# [ENTRIES]
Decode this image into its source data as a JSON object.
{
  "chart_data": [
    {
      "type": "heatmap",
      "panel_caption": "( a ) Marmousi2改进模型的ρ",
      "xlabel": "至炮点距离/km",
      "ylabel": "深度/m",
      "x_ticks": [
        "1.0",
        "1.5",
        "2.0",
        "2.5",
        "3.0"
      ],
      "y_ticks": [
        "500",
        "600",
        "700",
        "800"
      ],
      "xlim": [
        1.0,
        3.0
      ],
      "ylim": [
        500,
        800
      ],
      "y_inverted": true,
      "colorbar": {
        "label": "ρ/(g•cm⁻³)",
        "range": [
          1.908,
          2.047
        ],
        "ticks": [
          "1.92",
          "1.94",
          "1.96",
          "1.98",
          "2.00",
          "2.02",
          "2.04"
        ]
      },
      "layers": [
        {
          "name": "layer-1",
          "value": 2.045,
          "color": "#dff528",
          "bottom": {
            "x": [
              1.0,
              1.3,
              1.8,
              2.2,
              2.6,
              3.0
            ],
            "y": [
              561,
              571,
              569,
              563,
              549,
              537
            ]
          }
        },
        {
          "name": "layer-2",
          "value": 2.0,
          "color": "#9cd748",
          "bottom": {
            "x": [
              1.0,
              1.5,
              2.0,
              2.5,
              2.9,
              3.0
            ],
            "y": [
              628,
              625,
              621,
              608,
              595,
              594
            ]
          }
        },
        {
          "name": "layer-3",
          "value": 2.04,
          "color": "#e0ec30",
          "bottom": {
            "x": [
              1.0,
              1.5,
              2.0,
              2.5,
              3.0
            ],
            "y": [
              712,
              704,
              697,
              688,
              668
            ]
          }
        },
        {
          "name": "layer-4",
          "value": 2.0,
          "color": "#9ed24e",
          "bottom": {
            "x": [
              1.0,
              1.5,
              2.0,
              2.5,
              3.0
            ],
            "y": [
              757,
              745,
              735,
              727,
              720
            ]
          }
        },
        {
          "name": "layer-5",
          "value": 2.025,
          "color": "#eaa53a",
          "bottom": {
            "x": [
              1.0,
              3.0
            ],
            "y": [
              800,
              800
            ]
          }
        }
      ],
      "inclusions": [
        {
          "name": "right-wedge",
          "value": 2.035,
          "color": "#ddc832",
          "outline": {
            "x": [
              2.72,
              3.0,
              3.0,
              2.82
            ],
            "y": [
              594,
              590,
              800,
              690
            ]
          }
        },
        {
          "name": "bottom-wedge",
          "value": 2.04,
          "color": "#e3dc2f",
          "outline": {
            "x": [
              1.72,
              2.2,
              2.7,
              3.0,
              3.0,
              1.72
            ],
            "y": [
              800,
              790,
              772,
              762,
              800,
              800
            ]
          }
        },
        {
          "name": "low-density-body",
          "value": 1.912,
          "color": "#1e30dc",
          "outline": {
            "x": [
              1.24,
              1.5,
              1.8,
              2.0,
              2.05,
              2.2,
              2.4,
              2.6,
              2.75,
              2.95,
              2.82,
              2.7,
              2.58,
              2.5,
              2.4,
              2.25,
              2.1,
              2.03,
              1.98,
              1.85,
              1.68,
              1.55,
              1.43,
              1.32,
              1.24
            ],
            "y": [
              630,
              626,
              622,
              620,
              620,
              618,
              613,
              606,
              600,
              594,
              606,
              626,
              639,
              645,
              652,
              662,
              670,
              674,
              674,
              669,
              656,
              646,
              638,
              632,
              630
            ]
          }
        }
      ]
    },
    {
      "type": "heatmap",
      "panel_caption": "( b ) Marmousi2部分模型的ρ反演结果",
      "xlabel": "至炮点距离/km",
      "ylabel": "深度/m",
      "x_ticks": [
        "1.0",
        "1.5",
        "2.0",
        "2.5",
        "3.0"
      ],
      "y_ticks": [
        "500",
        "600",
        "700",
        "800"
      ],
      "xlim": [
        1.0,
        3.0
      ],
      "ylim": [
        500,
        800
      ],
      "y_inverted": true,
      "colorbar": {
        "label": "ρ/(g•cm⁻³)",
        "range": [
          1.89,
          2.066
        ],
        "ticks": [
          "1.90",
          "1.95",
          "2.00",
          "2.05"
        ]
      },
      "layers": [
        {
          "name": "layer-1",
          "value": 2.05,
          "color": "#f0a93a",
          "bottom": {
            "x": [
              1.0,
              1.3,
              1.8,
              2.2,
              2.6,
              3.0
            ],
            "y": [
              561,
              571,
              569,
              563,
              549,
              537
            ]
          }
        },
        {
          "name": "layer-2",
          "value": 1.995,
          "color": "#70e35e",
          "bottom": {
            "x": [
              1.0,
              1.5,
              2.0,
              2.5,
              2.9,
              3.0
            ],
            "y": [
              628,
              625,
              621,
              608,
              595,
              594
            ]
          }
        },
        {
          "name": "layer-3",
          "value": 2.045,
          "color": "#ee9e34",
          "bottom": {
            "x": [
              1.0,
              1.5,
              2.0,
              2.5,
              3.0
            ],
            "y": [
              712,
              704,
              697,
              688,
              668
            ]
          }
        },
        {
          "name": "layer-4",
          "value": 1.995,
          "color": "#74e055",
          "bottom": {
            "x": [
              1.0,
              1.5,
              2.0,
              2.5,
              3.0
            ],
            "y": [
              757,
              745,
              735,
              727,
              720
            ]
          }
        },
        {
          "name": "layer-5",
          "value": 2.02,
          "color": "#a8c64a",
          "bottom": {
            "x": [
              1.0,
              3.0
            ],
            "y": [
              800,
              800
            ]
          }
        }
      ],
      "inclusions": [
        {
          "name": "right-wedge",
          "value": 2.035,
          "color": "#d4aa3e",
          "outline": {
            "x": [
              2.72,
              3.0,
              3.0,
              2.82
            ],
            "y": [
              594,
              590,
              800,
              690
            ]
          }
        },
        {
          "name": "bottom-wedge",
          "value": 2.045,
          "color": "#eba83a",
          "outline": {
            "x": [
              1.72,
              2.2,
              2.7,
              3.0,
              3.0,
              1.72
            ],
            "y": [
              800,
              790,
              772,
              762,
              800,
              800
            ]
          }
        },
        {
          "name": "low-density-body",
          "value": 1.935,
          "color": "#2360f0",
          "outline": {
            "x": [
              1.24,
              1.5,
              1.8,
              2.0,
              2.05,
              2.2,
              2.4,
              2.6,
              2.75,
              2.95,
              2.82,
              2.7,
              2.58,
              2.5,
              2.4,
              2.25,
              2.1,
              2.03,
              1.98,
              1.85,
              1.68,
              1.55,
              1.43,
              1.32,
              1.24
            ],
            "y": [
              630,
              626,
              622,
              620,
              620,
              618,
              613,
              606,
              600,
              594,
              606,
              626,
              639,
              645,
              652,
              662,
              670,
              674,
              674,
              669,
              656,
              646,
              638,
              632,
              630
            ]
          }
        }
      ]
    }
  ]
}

# [TASK DETAILS]
Retype the records in full. Keep every line identical to the original.

# [ANSWER FOR THIS EXERCISE]
Decode this image into its source data as a JSON object.
{
  "chart_data": [
    {
      "type": "heatmap",
      "panel_caption": "( a ) Marmousi2改进模型的ρ",
      "xlabel": "至炮点距离/km",
      "ylabel": "深度/m",
      "x_ticks": [
        "1.0",
        "1.5",
        "2.0",
        "2.5",
        "3.0"
      ],
      "y_ticks": [
        "500",
        "600",
        "700",
        "800"
      ],
      "xlim": [
        1.0,
        3.0
      ],
      "ylim": [
        500,
        800
      ],
      "y_inverted": true,
      "colorbar": {
        "label": "ρ/(g•cm⁻³)",
        "range": [
          1.908,
          2.047
        ],
        "ticks": [
          "1.92",
          "1.94",
          "1.96",
          "1.98",
          "2.00",
          "2.02",
          "2.04"
        ]
      },
      "layers": [
        {
          "name": "layer-1",
          "value": 2.045,
          "color": "#dff528",
          "bottom": {
            "x": [
              1.0,
              1.3,
              1.8,
              2.2,
              2.6,
              3.0
            ],
            "y": [
              561,
              571,
              569,
              563,
              549,
              537
            ]
          }
        },
        {
          "name": "layer-2",
          "value": 2.0,
          "color": "#9cd748",
          "bottom": {
            "x": [
              1.0,
              1.5,
              2.0,
              2.5,
              2.9,
              3.0
            ],
            "y": [
              628,
              625,
              621,
              608,
              595,
              594
            ]
          }
        },
        {
          "name": "layer-3",
          "value": 2.04,
          "color": "#e0ec30",
          "bottom": {
            "x": [
              1.0,
              1.5,
              2.0,
              2.5,
              3.0
            ],
            "y": [
              712,
              704,
              697,
              688,
              668
            ]
          }
        },
        {
          "name": "layer-4",
          "value": 2.0,
          "color": "#9ed24e",
          "bottom": {
            "x": [
              1.0,
              1.5,
              2.0,
              2.5,
              3.0
            ],
            "y": [
              757,
              745,
              735,
              727,
              720
            ]
          }
        },
        {
          "name": "layer-5",
          "value": 2.025,
          "color": "#eaa53a",
          "bottom": {
            "x": [
              1.0,
              3.0
            ],
            "y": [
              800,
              800
            ]
          }
        }
      ],
      "inclusions": [
        {
          "name": "right-wedge",
          "value": 2.035,
          "color": "#ddc832",
          "outline": {
            "x": [
              2.72,
              3.0,
              3.0,
              2.82
            ],
            "y": [
              594,
              590,
              800,
              690
            ]
          }
        },
        {
          "name": "bottom-wedge",
          "value": 2.04,
          "color": "#e3dc2f",
          "outline": {
            "x": [
              1.72,
              2.2,
              2.7,
              3.0,
              3.0,
              1.72
            ],
            "y": [
              800,
              790,
              772,
              762,
              800,
              800
            ]
          }
        },
        {
          "name": "low-density-body",
          "value": 1.912,
          "color": "#1e30dc",
          "outline": {
            "x": [
              1.24,
              1.5,
              1.8,
              2.0,
              2.05,
              2.2,
              2.4,
              2.6,
              2.75,
              2.95,
              2.82,
              2.7,
              2.58,
              2.5,
              2.4,
              2.25,
              2.1,
              2.03,
              1.98,
              1.85,
              1.68,
              1.55,
              1.43,
              1.32,
              1.24
            ],
            "y": [
              630,
              626,
              622,
              620,
              620,
              618,
              613,
              606,
              600,
              594,
              606,
              626,
              639,
              645,
              652,
              662,
              670,
              674,
              674,
              669,
              656,
              646,
              638,
              632,
              630
            ]
          }
        }
      ]
    },
    {
      "type": "heatmap",
      "panel_caption": "( b ) Marmousi2部分模型的ρ反演结果",
      "xlabel": "至炮点距离/km",
      "ylabel": "深度/m",
      "x_ticks": [
        "1.0",
        "1.5",
        "2.0",
        "2.5",
        "3.0"
      ],
      "y_ticks": [
        "500",
        "600",
        "700",
        "800"
      ],
      "xlim": [
        1.0,
        3.0
      ],
      "ylim": [
        500,
        800
      ],
      "y_inverted": true,
      "colorbar": {
        "label": "ρ/(g•cm⁻³)",
        "range": [
          1.89,
          2.066
        ],
        "ticks": [
          "1.90",
          "1.95",
          "2.00",
          "2.05"
        ]
      },
      "layers": [
        {
          "name": "layer-1",
          "value": 2.05,
          "color": "#f0a93a",
          "bottom": {
            "x": [
              1.0,
              1.3,
              1.8,
              2.2,
              2.6,
              3.0
            ],
            "y": [
              561,
              571,
              569,
              563,
              549,
              537
            ]
          }
        },
        {
          "name": "layer-2",
          "value": 1.995,
          "color": "#70e35e",
          "bottom": {
            "x": [
              1.0,
              1.5,
              2.0,
              2.5,
              2.9,
              3.0
            ],
            "y": [
              628,
              625,
              621,
              608,
              595,
              594
            ]
          }
        },
        {
          "name": "layer-3",
          "value": 2.045,
          "color": "#ee9e34",
          "bottom": {
            "x": [
              1.0,
              1.5,
              2.0,
              2.5,
              3.0
            ],
            "y": [
              712,
              704,
              697,
              688,
              668
            ]
          }
        },
        {
          "name": "layer-4",
          "value": 1.995,
          "color": "#74e055",
          "bottom": {
            "x": [
              1.0,
              1.5,
              2.0,
              2.5,
              3.0
            ],
            "y": [
              757,
              745,
              735,
              727,
              720
            ]
          }
        },
        {
          "name": "layer-5",
          "value": 2.02,
          "color": "#a8c64a",
          "bottom": {
            "x": [
              1.0,
              3.0
            ],
            "y": [
              800,
              800
            ]
          }
        }
      ],
      "inclusions": [
        {
          "name": "right-wedge",
          "value": 2.035,
          "color": "#d4aa3e",
          "outline": {
            "x": [
              2.72,
              3.0,
              3.0,
              2.82
            ],
            "y": [
              594,
              590,
              800,
              690
            ]
          }
        },
        {
          "name": "bottom-wedge",
          "value": 2.045,
          "color": "#eba83a",
          "outline": {
            "x": [
              1.72,
              2.2,
              2.7,
              3.0,
              3.0,
              1.72
            ],
            "y": [
              800,
              790,
              772,
              762,
              800,
              800
            ]
          }
        },
        {
          "name": "low-density-body",
          "value": 1.935,
          "color": "#2360f0",
          "outline": {
            "x": [
              1.24,
              1.5,
              1.8,
              2.0,
              2.05,
              2.2,
              2.4,
              2.6,
              2.75,
              2.95,
              2.82,
              2.7,
              2.58,
              2.5,
              2.4,
              2.25,
              2.1,
              2.03,
              1.98,
              1.85,
              1.68,
              1.55,
              1.43,
              1.32,
              1.24
            ],
            "y": [
              630,
              626,
              622,
              620,
              620,
              618,
              613,
              606,
              600,
              594,
              606,
              626,
              639,
              645,
              652,
              662,
              670,
              674,
              674,
              669,
              656,
              646,
              638,
              632,
              630
            ]
          }
        }
      ]
    }
  ]
}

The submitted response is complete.